[Records about charts and figures]
════

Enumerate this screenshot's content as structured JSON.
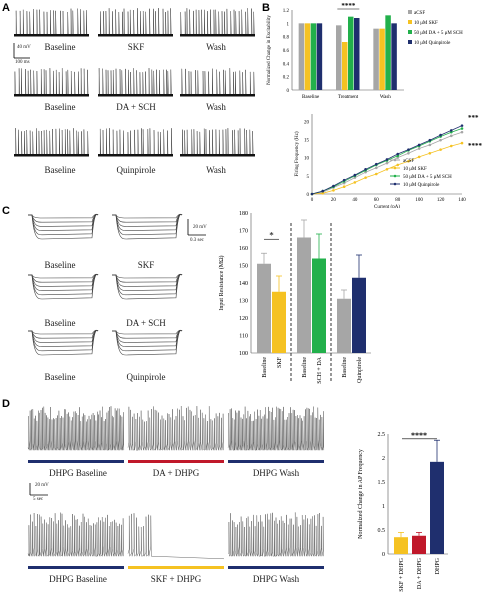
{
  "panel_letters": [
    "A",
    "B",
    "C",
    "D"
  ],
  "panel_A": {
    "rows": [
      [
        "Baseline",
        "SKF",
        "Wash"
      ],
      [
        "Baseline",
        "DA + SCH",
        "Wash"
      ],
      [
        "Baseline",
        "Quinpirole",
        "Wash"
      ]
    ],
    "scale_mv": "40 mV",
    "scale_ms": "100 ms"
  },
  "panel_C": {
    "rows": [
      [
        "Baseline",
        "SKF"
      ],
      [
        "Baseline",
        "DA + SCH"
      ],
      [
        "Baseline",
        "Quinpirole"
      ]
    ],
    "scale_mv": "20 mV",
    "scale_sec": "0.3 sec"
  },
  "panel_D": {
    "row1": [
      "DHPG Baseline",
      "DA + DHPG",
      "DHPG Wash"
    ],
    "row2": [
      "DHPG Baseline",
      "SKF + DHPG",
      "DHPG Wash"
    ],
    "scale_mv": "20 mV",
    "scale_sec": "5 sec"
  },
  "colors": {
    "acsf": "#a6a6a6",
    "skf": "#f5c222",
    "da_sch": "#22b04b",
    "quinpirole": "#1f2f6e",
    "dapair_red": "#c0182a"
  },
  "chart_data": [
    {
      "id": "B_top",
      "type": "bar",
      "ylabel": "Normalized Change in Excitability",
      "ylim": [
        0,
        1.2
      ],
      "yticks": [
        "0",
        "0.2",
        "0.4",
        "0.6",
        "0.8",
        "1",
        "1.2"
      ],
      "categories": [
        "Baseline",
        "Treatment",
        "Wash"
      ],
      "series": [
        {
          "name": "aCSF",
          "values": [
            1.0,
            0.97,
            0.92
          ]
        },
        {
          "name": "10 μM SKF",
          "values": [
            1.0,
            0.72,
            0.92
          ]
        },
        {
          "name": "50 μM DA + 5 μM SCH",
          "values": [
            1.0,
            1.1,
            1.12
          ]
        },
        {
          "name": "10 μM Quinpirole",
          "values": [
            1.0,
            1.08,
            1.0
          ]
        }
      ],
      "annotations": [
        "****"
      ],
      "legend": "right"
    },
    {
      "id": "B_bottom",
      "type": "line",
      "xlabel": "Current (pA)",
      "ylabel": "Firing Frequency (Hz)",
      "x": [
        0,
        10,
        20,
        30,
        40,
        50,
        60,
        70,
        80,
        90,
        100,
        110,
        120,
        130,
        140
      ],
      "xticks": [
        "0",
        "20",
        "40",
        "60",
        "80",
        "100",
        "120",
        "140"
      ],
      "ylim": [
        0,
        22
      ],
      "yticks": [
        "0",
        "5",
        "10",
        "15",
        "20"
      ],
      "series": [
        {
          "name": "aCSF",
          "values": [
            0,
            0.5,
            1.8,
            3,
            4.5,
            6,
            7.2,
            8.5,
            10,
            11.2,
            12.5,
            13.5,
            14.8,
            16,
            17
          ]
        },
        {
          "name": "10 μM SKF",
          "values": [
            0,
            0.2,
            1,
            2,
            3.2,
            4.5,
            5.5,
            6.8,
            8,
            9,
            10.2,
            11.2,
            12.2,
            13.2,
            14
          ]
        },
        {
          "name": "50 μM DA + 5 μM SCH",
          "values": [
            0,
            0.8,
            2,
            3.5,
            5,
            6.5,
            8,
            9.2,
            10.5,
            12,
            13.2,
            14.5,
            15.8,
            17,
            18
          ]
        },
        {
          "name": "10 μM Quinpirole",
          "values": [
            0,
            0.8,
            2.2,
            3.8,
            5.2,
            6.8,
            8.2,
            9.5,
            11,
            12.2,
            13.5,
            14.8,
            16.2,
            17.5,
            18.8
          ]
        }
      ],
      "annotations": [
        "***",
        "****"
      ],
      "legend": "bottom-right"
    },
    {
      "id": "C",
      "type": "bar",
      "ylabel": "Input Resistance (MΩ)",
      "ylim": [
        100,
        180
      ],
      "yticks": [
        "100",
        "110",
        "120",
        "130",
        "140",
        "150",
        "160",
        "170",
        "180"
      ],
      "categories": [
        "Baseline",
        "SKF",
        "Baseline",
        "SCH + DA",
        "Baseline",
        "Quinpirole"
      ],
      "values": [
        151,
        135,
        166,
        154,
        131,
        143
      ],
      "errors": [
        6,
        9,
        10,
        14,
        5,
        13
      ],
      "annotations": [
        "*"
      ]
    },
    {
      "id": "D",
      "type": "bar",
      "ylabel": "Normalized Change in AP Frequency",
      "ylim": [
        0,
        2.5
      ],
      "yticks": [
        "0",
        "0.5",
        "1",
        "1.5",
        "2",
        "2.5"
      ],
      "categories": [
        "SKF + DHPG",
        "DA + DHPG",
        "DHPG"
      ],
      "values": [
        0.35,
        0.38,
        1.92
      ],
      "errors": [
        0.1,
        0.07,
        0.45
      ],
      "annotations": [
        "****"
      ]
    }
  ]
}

════

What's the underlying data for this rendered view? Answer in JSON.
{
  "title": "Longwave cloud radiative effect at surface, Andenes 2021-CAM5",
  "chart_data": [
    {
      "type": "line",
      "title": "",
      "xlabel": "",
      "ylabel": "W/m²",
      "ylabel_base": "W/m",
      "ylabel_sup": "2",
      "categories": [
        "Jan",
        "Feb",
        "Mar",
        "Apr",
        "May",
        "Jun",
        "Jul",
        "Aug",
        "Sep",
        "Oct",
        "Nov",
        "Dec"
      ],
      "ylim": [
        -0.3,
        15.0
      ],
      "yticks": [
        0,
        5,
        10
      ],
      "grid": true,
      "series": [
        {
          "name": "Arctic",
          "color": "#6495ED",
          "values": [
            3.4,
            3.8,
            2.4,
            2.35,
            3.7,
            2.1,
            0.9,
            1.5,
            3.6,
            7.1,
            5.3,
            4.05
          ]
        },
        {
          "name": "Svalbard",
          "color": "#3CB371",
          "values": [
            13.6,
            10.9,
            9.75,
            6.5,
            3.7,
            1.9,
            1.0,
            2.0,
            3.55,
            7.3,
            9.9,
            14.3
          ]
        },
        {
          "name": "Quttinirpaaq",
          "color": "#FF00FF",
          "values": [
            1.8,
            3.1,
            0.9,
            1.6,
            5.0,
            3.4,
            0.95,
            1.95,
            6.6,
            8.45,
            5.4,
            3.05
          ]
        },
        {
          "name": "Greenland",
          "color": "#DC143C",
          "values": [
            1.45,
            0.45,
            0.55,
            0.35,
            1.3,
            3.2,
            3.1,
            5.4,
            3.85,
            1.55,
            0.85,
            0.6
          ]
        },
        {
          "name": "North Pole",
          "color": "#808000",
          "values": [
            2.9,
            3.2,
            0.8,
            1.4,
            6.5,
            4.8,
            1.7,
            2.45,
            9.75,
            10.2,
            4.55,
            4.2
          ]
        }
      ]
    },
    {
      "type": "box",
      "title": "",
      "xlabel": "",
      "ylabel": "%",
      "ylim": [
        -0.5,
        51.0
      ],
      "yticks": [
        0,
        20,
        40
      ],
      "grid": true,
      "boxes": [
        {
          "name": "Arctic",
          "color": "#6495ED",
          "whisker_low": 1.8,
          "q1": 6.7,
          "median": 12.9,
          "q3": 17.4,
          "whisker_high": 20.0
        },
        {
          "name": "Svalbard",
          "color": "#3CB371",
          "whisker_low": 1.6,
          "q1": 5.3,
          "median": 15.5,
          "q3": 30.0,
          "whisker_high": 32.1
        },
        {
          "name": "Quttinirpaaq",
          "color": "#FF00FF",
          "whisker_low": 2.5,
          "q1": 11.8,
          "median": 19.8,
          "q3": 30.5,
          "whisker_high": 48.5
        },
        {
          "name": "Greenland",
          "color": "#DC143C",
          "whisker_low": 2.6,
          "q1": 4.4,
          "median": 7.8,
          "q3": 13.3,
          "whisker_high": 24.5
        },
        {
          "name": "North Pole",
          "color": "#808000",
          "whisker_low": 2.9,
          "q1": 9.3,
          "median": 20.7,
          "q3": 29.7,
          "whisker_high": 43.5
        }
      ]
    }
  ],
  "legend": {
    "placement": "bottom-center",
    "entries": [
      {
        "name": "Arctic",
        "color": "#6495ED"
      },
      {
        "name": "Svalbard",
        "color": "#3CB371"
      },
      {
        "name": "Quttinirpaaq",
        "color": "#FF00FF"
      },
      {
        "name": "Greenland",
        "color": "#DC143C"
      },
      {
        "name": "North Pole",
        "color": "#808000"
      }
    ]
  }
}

════

**Written problem:** Using the entries above, find all lines with "Change". Copy them.

**Written response:**
      "ylabel": "Normalized Change in Excitability",
      "ylabel": "Normalized Change in AP Frequency",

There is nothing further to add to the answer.